■ EXERCISE BRIEF
All of the records below need to be copied exactly.

-- start --

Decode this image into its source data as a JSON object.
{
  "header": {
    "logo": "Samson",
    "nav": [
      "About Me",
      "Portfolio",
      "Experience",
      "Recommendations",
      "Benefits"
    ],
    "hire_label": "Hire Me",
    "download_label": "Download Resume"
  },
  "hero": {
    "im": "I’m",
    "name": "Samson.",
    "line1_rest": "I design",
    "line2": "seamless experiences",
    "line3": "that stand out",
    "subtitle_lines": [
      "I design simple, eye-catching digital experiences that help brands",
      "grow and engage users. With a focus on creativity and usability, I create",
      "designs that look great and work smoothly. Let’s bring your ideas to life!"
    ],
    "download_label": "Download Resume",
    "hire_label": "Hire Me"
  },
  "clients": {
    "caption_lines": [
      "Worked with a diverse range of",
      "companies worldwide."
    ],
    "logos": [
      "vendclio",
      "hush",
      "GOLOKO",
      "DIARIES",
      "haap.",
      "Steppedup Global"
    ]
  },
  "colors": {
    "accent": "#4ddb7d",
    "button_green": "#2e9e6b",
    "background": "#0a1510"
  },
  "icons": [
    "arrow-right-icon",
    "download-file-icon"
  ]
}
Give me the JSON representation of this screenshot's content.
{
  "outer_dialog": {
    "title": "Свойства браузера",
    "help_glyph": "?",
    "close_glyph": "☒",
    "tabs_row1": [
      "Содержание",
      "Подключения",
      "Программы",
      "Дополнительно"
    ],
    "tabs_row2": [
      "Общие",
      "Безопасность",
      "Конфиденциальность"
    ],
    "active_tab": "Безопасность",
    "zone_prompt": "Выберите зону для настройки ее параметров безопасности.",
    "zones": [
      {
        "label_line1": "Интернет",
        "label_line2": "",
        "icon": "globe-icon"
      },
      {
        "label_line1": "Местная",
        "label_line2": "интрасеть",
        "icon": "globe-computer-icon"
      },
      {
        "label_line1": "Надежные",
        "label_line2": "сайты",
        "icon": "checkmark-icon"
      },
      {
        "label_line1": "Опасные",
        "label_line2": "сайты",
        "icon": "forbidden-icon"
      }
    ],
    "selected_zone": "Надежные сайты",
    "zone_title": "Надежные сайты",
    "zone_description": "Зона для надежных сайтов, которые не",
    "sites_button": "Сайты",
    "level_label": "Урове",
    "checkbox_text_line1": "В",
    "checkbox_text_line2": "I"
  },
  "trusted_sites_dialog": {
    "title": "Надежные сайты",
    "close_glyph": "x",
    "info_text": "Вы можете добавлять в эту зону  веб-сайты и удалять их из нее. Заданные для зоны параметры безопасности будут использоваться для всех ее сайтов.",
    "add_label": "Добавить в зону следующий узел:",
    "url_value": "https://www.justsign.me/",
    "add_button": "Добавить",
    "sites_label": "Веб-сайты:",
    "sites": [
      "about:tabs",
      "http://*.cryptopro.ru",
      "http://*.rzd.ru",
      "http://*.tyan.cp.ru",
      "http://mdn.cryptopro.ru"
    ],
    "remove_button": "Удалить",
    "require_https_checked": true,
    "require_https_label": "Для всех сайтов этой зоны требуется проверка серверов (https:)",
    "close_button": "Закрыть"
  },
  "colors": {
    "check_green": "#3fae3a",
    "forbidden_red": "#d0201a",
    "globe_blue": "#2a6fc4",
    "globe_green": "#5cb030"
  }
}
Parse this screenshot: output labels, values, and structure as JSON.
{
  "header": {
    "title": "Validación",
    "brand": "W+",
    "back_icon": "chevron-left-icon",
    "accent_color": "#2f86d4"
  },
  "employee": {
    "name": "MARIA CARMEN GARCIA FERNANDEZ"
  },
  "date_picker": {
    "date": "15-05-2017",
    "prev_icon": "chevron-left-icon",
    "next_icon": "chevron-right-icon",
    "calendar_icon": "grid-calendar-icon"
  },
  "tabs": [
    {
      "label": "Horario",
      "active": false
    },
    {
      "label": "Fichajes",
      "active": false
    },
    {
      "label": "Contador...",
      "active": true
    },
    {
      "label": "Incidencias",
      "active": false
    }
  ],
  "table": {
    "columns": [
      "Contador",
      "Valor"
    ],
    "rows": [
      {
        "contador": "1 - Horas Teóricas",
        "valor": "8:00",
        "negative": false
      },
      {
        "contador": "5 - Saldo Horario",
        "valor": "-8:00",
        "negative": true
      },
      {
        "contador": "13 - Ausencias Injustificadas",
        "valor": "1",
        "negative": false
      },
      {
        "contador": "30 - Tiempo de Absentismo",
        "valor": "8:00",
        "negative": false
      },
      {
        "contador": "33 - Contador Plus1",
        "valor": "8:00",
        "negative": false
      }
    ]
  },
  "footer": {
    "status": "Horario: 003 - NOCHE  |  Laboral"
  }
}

-- end --

■ ANSWER FOR THE TASK
Decode this image into its source data as a JSON object.
{
  "header": {
    "logo": "Samson",
    "nav": [
      "About Me",
      "Portfolio",
      "Experience",
      "Recommendations",
      "Benefits"
    ],
    "hire_label": "Hire Me",
    "download_label": "Download Resume"
  },
  "hero": {
    "im": "I’m",
    "name": "Samson.",
    "line1_rest": "I design",
    "line2": "seamless experiences",
    "line3": "that stand out",
    "subtitle_lines": [
      "I design simple, eye-catching digital experiences that help brands",
      "grow and engage users. With a focus on creativity and usability, I create",
      "designs that look great and work smoothly. Let’s bring your ideas to life!"
    ],
    "download_label": "Download Resume",
    "hire_label": "Hire Me"
  },
  "clients": {
    "caption_lines": [
      "Worked with a diverse range of",
      "companies worldwide."
    ],
    "logos": [
      "vendclio",
      "hush",
      "GOLOKO",
      "DIARIES",
      "haap.",
      "Steppedup Global"
    ]
  },
  "colors": {
    "accent": "#4ddb7d",
    "button_green": "#2e9e6b",
    "background": "#0a1510"
  },
  "icons": [
    "arrow-right-icon",
    "download-file-icon"
  ]
}
Give me the JSON representation of this screenshot's content.
{
  "outer_dialog": {
    "title": "Свойства браузера",
    "help_glyph": "?",
    "close_glyph": "☒",
    "tabs_row1": [
      "Содержание",
      "Подключения",
      "Программы",
      "Дополнительно"
    ],
    "tabs_row2": [
      "Общие",
      "Безопасность",
      "Конфиденциальность"
    ],
    "active_tab": "Безопасность",
    "zone_prompt": "Выберите зону для настройки ее параметров безопасности.",
    "zones": [
      {
        "label_line1": "Интернет",
        "label_line2": "",
        "icon": "globe-icon"
      },
      {
        "label_line1": "Местная",
        "label_line2": "интрасеть",
        "icon": "globe-computer-icon"
      },
      {
        "label_line1": "Надежные",
        "label_line2": "сайты",
        "icon": "checkmark-icon"
      },
      {
        "label_line1": "Опасные",
        "label_line2": "сайты",
        "icon": "forbidden-icon"
      }
    ],
    "selected_zone": "Надежные сайты",
    "zone_title": "Надежные сайты",
    "zone_description": "Зона для надежных сайтов, которые не",
    "sites_button": "Сайты",
    "level_label": "Урове",
    "checkbox_text_line1": "В",
    "checkbox_text_line2": "I"
  },
  "trusted_sites_dialog": {
    "title": "Надежные сайты",
    "close_glyph": "x",
    "info_text": "Вы можете добавлять в эту зону  веб-сайты и удалять их из нее. Заданные для зоны параметры безопасности будут использоваться для всех ее сайтов.",
    "add_label": "Добавить в зону следующий узел:",
    "url_value": "https://www.justsign.me/",
    "add_button": "Добавить",
    "sites_label": "Веб-сайты:",
    "sites": [
      "about:tabs",
      "http://*.cryptopro.ru",
      "http://*.rzd.ru",
      "http://*.tyan.cp.ru",
      "http://mdn.cryptopro.ru"
    ],
    "remove_button": "Удалить",
    "require_https_checked": true,
    "require_https_label": "Для всех сайтов этой зоны требуется проверка серверов (https:)",
    "close_button": "Закрыть"
  },
  "colors": {
    "check_green": "#3fae3a",
    "forbidden_red": "#d0201a",
    "globe_blue": "#2a6fc4",
    "globe_green": "#5cb030"
  }
}
Parse this screenshot: output labels, values, and structure as JSON.
{
  "header": {
    "title": "Validación",
    "brand": "W+",
    "back_icon": "chevron-left-icon",
    "accent_color": "#2f86d4"
  },
  "employee": {
    "name": "MARIA CARMEN GARCIA FERNANDEZ"
  },
  "date_picker": {
    "date": "15-05-2017",
    "prev_icon": "chevron-left-icon",
    "next_icon": "chevron-right-icon",
    "calendar_icon": "grid-calendar-icon"
  },
  "tabs": [
    {
      "label": "Horario",
      "active": false
    },
    {
      "label": "Fichajes",
      "active": false
    },
    {
      "label": "Contador...",
      "active": true
    },
    {
      "label": "Incidencias",
      "active": false
    }
  ],
  "table": {
    "columns": [
      "Contador",
      "Valor"
    ],
    "rows": [
      {
        "contador": "1 - Horas Teóricas",
        "valor": "8:00",
        "negative": false
      },
      {
        "contador": "5 - Saldo Horario",
        "valor": "-8:00",
        "negative": true
      },
      {
        "contador": "13 - Ausencias Injustificadas",
        "valor": "1",
        "negative": false
      },
      {
        "contador": "30 - Tiempo de Absentismo",
        "valor": "8:00",
        "negative": false
      },
      {
        "contador": "33 - Contador Plus1",
        "valor": "8:00",
        "negative": false
      }
    ]
  },
  "footer": {
    "status": "Horario: 003 - NOCHE  |  Laboral"
  }
}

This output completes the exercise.